**Excerpt provided**

· · ·

New Review Concludes Very Low EROI of Oil Shale Combined with High Carbon Intensity Likely Makes it an Unsuitable Alternative to Conventional Crude Oil
|A comparison of estimates of the energy return on investment (EROI) at the wellhead for conventional crude oil, or for crude product prior to refining for oil shale. Source: Cleveland and O’Connor. Click to enlarge.|
A new report commissioned by Western Resource Advocates, a non-profit environmental law and policy organization, finds that oil shale’s Energy Return on Investment (EROI) is extremely low, falling between 1:1 and 2:1 when self-energy—the energy released by the oil shale conversion process that is used to power that operation—is counted as a cost. An EROI of 1:1 means there is no energy “profit” from the investment of energy. If internal energy is excluded, and only purchased energy is used as input, then the EROI calculated is in the range of 2 to 16.
While one could argue that the char and gas produced and consumed within the shale conversion process has zero opportunity cost—i.e., that energy would not, or could not, be used somewhere else in the economy, so it should not be treated as a “cost”—the authors note, “the internal energy is absolutely necessary to accurately assess greenhouse gas emissions”.
“Oil shale” is shale containing kerogen, a combination of chemical compounds that can be converted into synthetic petroleum. The two main processing options for oil shale are surface retorting and in situ extraction. In surface retorting, the shale is mined and brought to the surface, with the material then heated in a retort to extract the compounds that are processed into synthetic crude oil. In situ methods heat the material underground and pump liquids to the surface, where they then undergo further processing.

· · ·

**Dataset records**
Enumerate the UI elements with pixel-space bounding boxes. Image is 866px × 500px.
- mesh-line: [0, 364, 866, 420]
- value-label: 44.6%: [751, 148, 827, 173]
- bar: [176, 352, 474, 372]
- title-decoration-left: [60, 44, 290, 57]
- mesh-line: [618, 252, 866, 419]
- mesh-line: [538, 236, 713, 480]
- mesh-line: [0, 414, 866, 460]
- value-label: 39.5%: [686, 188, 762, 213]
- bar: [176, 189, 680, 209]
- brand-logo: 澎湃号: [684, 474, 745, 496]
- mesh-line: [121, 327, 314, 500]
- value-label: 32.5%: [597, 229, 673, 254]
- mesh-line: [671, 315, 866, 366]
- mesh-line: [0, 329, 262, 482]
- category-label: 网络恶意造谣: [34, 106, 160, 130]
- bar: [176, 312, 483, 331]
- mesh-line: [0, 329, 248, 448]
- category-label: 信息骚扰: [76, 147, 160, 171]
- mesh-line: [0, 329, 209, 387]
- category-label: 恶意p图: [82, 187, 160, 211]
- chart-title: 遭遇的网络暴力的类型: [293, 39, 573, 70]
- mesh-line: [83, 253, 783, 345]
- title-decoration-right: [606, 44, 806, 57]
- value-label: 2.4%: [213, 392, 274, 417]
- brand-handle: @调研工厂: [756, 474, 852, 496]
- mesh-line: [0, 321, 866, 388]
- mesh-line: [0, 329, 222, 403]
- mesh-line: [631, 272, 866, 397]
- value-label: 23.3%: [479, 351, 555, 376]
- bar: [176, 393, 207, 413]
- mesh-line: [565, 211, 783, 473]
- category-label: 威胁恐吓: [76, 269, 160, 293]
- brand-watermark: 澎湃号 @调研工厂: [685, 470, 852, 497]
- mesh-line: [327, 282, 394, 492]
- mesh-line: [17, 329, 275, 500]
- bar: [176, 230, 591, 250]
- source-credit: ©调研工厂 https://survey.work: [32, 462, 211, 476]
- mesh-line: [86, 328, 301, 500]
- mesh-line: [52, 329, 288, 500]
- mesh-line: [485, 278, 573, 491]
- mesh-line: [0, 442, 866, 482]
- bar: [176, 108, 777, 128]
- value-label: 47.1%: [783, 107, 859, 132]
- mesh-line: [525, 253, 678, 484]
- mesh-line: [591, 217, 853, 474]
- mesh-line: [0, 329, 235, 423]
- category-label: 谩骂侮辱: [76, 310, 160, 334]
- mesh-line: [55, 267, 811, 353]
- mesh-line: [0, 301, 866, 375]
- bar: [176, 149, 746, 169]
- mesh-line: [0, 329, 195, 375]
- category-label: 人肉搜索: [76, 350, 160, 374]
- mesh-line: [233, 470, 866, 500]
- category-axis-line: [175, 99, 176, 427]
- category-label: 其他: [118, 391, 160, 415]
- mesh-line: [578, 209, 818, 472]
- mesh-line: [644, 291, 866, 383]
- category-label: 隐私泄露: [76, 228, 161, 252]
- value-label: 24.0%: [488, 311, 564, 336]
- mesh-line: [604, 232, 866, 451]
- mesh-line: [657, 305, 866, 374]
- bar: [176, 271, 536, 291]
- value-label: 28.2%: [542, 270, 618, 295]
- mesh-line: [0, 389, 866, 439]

· · ·

**Required work**
1. What does an EROI of 1:1 mean according to the oil shale review?
2. List, in order, the steps of surface retorting as the oil shale review describes them.
3. Continue the review of oil shale's energy return past its final paragraph.

**Task results**
1. It means there is no energy "profit" from the investment of energy.

2.
1. The shale is mined.
2. It is brought to the surface.
3. The material is heated in a retort to extract the compounds.
4. Those compounds are processed into synthetic crude oil.

3.
|A comparison of estimates of the energy return on investment (EROI) for refined fuel produced from conventional crude oil and from oil shale. Click to enlarge.|
The authors of the report “An Assessment of the Energy Return on Investment (EROI) of Oil Shale,” Dr. Cutler Cleveland and Peter O’Connor at Boston University, reviewed the existing literature on the energy return on investment (EROI) for oil shale to reach their conclusions.
This [result] places the EROI for oil shale considerably below the EROI of about 20:1 for conventional crude oil at the wellhead. This conclusion holds for both the crude product and refined fuel stages of processing. Even in its depleted state—smaller and deeper fields, depleted natural drive mechanisms, etc.—conventional crude oil generates a significantly larger energy surplus than oil shale. This is not a surprising result considering the natural resource exploited in each process. The kerogen in oil shale is solid organic material that has not been subject to the temperature, pressure, and other geologic conditions required to convert it to liquid form. In effect, humans must supply the additional energy required to “upgrade” the oil shale resource to the functional equivalent of conventional crude oil. The extra effort carries a large energy penalty, producing a much lower EROI for oil shale.
—Cleveland and O’Connor
The authors noted that firm conclusions regarding the EROI of oil shale are difficult to establish for a variety of reasons:
- There are very few reliable studies of current oil shale operations;
- Many studies use a poor or undocumented methodology, and report what could be best described as “ballpark” estimates;
- Some studies exclude important categories of energy inputs that generate inflated estimates of the EROI for oil shale (i.e., the system boundary problem); and
- The very small number of operating facilities that can be assessed result in a lack of large “sample size” of operations from which to draw robust conclusions.
The low EROI for oil shale is closely connected to a significant release of greenhouse gases, the authors note, due to the large quantities of energy needed to process oil shale, combined with the thermochemistry of the retorting process.
Oil shale unambiguously emits more greenhouse gases than conventional liquid fuels from crude oil feedstocks by a factor of 1.2 to 1.75.
—Cleveland and O’Connor
Also, between 1 and 3 barrels of water are required for every barrel of oil produced in an oil shale operation.
A fuel with a modest EROI that emitted few greenhouse gases could at least be a candidate for an alternative source of energy. However, a very low EROI combined with a very high carbon intensity should remove an energy system from serious consideration as an alternative to conventional crude oil extraction and refining. Oil shale in the western United States appears to fall into this category.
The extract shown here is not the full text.